Data provided:
--

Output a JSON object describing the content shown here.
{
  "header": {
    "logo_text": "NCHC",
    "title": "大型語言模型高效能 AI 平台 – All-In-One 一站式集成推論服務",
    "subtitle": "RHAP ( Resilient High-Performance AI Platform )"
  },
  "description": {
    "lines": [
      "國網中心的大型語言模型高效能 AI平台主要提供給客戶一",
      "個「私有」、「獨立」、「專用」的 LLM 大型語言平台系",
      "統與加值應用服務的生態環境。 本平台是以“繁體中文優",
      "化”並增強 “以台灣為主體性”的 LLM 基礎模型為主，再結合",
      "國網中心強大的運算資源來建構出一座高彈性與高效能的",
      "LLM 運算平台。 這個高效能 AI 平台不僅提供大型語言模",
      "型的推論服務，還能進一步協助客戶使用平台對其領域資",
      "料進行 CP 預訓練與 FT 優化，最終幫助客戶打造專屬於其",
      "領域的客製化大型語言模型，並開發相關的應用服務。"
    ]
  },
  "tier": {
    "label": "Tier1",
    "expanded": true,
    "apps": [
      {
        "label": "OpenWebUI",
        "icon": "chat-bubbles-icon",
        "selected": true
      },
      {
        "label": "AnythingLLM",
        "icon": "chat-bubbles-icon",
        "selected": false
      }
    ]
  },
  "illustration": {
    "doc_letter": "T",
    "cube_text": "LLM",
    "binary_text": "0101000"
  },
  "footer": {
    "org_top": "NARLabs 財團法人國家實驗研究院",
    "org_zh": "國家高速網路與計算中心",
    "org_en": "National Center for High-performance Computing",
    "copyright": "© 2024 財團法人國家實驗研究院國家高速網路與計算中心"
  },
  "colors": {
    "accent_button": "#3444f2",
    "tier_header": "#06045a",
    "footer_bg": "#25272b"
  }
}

--

Description of the task: All of the material above needs to be retyped word for word.

Result below:
Output a JSON object describing the content shown here.
{
  "header": {
    "logo_text": "NCHC",
    "title": "大型語言模型高效能 AI 平台 – All-In-One 一站式集成推論服務",
    "subtitle": "RHAP ( Resilient High-Performance AI Platform )"
  },
  "description": {
    "lines": [
      "國網中心的大型語言模型高效能 AI平台主要提供給客戶一",
      "個「私有」、「獨立」、「專用」的 LLM 大型語言平台系",
      "統與加值應用服務的生態環境。 本平台是以“繁體中文優",
      "化”並增強 “以台灣為主體性”的 LLM 基礎模型為主，再結合",
      "國網中心強大的運算資源來建構出一座高彈性與高效能的",
      "LLM 運算平台。 這個高效能 AI 平台不僅提供大型語言模",
      "型的推論服務，還能進一步協助客戶使用平台對其領域資",
      "料進行 CP 預訓練與 FT 優化，最終幫助客戶打造專屬於其",
      "領域的客製化大型語言模型，並開發相關的應用服務。"
    ]
  },
  "tier": {
    "label": "Tier1",
    "expanded": true,
    "apps": [
      {
        "label": "OpenWebUI",
        "icon": "chat-bubbles-icon",
        "selected": true
      },
      {
        "label": "AnythingLLM",
        "icon": "chat-bubbles-icon",
        "selected": false
      }
    ]
  },
  "illustration": {
    "doc_letter": "T",
    "cube_text": "LLM",
    "binary_text": "0101000"
  },
  "footer": {
    "org_top": "NARLabs 財團法人國家實驗研究院",
    "org_zh": "國家高速網路與計算中心",
    "org_en": "National Center for High-performance Computing",
    "copyright": "© 2024 財團法人國家實驗研究院國家高速網路與計算中心"
  },
  "colors": {
    "accent_button": "#3444f2",
    "tier_header": "#06045a",
    "footer_bg": "#25272b"
  }
}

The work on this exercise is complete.